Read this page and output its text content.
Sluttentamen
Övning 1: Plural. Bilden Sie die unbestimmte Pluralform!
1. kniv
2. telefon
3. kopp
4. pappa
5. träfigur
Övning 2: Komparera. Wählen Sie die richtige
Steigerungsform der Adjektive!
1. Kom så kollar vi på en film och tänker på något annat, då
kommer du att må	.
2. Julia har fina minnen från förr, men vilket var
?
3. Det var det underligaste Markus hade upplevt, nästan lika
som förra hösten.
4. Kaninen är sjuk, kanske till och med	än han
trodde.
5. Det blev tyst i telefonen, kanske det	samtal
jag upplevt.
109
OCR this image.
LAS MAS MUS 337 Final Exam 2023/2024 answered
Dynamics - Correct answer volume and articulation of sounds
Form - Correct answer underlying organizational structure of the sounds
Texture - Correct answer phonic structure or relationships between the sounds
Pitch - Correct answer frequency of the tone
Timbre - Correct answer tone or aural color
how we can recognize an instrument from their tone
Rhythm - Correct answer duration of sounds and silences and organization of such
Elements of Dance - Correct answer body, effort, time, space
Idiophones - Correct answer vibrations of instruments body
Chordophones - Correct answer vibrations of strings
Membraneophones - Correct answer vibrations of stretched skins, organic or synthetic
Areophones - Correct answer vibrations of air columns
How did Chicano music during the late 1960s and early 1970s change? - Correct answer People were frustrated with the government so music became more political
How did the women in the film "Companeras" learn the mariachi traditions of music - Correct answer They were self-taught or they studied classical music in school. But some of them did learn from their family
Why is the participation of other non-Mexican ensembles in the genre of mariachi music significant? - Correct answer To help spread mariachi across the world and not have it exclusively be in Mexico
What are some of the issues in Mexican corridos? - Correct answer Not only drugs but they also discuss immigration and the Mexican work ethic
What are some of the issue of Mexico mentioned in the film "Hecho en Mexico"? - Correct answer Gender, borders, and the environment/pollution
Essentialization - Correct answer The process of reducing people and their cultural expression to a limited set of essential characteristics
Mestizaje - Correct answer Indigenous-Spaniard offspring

■ ■ ■ ■

* **Prompt**
Reproduce every line from the entries that holds the word "What".

* **Task answer**
What are some of the issues in Mexican corridos? - Correct answer Not only drugs but they also discuss immigration and the Mexican work ethic
What are some of the issue of Mexico mentioned in the film "Hecho en Mexico"? - Correct answer Gender, borders, and the environment/pollution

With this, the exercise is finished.